▸ **Exercise directions**
Records follow. Pull out every line that contains "information".
+++++
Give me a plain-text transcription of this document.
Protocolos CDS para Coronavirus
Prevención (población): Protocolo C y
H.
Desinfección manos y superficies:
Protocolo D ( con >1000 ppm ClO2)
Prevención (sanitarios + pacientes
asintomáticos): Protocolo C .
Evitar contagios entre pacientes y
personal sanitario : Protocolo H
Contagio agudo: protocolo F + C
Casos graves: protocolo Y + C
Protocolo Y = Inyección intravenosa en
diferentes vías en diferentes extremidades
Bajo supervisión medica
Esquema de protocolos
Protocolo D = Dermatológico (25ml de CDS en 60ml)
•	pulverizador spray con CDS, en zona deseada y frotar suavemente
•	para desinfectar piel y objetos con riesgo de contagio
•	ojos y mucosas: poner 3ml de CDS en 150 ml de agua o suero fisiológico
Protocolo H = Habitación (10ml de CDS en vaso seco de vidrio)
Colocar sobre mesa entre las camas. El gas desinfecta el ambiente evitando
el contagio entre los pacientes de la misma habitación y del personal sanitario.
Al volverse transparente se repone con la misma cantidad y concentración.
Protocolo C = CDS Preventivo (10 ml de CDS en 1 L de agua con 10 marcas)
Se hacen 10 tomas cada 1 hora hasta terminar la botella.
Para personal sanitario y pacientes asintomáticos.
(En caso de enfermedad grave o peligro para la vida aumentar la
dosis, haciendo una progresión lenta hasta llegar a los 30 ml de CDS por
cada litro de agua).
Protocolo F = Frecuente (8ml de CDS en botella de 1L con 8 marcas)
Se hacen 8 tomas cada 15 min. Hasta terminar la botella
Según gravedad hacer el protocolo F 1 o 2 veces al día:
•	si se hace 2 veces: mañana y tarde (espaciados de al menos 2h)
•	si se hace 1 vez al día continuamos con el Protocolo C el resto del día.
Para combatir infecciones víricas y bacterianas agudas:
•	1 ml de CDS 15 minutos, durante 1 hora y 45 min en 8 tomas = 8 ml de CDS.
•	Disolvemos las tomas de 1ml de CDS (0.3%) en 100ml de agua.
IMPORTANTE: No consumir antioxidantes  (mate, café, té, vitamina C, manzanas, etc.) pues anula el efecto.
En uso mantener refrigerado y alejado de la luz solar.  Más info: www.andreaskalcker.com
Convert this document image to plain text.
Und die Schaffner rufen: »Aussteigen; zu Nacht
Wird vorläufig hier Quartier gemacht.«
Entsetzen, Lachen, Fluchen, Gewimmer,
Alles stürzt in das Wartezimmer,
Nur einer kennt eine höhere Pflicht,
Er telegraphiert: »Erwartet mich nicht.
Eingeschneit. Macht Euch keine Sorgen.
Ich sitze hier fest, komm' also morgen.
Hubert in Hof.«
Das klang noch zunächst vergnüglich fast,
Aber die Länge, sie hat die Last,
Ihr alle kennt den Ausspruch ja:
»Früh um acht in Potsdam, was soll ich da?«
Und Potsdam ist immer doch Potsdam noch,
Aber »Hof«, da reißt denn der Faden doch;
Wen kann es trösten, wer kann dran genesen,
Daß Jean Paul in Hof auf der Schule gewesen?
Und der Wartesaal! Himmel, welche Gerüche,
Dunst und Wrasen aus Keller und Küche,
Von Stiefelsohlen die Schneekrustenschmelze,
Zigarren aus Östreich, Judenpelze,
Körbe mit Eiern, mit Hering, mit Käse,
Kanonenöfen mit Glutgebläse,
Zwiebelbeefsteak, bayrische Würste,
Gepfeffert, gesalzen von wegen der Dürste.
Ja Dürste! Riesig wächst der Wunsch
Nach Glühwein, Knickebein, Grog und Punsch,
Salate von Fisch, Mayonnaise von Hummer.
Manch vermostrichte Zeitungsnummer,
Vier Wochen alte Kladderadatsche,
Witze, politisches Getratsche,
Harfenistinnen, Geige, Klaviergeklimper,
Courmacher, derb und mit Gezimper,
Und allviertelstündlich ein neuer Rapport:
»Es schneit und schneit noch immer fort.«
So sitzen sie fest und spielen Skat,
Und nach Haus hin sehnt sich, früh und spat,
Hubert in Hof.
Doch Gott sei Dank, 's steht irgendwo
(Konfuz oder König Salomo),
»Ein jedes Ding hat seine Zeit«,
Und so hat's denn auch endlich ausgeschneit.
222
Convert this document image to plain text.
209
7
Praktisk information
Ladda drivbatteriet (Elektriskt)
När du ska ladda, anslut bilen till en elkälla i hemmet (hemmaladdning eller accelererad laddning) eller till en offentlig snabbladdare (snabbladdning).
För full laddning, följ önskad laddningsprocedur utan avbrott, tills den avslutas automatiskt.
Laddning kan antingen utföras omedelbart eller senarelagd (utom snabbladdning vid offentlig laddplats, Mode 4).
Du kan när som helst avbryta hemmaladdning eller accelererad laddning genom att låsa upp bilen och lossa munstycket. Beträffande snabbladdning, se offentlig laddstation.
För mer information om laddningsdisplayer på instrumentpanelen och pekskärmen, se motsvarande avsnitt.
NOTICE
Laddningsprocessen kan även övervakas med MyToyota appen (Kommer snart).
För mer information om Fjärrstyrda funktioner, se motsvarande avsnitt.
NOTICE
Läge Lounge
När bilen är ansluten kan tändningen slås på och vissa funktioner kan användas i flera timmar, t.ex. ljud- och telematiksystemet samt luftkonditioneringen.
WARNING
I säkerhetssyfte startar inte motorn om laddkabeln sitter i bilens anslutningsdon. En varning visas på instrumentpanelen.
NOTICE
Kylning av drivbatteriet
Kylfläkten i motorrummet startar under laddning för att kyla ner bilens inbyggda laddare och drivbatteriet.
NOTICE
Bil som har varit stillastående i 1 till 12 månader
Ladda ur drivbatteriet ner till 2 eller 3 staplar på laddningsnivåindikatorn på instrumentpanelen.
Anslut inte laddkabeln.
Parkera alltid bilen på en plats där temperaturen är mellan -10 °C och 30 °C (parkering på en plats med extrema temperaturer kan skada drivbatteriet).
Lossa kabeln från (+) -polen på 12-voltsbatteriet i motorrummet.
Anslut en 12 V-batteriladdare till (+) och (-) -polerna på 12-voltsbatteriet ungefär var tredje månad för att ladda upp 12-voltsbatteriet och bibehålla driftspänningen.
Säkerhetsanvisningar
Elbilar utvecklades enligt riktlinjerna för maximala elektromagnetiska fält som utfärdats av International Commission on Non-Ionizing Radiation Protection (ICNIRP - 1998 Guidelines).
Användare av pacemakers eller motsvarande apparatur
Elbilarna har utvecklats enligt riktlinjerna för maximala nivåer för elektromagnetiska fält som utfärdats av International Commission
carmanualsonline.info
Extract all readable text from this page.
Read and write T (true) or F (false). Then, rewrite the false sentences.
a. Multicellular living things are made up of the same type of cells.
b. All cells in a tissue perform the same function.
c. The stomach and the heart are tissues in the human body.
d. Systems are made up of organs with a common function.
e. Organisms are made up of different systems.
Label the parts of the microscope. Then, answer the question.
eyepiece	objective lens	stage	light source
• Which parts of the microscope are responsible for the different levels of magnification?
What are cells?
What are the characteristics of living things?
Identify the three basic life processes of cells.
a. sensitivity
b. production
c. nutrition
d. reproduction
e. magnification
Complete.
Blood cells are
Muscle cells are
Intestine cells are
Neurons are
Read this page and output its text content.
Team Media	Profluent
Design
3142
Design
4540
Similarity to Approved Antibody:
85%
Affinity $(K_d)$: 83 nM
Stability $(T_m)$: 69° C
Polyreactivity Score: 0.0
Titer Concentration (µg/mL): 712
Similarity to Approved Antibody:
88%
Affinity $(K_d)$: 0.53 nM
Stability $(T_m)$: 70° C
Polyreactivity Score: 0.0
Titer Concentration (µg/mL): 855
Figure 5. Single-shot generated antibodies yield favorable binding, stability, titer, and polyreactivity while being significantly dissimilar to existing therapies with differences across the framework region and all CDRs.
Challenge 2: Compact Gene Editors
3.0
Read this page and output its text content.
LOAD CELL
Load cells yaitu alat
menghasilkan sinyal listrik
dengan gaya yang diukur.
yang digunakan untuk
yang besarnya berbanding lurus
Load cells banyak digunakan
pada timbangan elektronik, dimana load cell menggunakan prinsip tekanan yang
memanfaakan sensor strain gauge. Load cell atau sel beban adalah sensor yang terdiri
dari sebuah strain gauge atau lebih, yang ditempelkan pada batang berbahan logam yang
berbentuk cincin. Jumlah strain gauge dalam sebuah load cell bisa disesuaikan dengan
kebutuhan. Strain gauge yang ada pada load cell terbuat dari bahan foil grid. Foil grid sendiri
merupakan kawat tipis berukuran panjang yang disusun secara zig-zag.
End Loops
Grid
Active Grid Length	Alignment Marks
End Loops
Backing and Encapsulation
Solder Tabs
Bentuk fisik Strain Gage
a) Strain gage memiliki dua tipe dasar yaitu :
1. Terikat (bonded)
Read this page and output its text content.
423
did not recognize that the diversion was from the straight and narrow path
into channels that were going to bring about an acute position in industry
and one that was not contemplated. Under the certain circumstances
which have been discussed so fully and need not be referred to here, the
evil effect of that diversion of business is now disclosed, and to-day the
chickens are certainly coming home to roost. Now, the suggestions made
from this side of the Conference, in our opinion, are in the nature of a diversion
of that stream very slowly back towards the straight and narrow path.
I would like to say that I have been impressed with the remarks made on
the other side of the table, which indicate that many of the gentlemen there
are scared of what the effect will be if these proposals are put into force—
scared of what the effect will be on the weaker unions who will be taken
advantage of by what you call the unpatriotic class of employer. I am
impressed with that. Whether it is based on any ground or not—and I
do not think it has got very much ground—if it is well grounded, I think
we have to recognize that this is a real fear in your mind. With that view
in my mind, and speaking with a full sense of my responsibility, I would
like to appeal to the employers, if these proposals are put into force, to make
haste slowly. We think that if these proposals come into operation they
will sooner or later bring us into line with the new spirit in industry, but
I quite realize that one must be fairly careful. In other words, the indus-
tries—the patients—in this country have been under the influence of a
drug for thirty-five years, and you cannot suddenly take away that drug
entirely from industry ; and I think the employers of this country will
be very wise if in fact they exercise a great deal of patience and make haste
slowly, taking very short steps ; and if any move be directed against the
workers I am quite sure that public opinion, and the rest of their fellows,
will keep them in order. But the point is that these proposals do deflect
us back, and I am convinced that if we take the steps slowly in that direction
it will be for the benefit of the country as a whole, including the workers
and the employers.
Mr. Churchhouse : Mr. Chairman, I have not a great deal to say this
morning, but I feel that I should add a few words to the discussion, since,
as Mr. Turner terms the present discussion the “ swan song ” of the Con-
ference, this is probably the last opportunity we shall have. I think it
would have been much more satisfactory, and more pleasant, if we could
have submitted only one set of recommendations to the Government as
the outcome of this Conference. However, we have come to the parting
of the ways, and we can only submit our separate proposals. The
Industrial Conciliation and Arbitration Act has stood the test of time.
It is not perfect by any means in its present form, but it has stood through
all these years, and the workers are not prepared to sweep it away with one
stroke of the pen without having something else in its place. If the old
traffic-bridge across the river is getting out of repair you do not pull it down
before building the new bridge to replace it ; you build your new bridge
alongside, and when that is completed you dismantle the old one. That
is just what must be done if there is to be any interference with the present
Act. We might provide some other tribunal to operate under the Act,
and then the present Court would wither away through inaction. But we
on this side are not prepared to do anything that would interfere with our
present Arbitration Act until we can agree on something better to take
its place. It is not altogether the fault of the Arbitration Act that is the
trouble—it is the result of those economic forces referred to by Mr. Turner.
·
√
+++++
▸ **Output of the exercise**
Praktisk information
För mer information om laddningsdisplayer på instrumentpanelen och pekskärmen, se motsvarande avsnitt.
För mer information om Fjärrstyrda funktioner, se motsvarande avsnitt.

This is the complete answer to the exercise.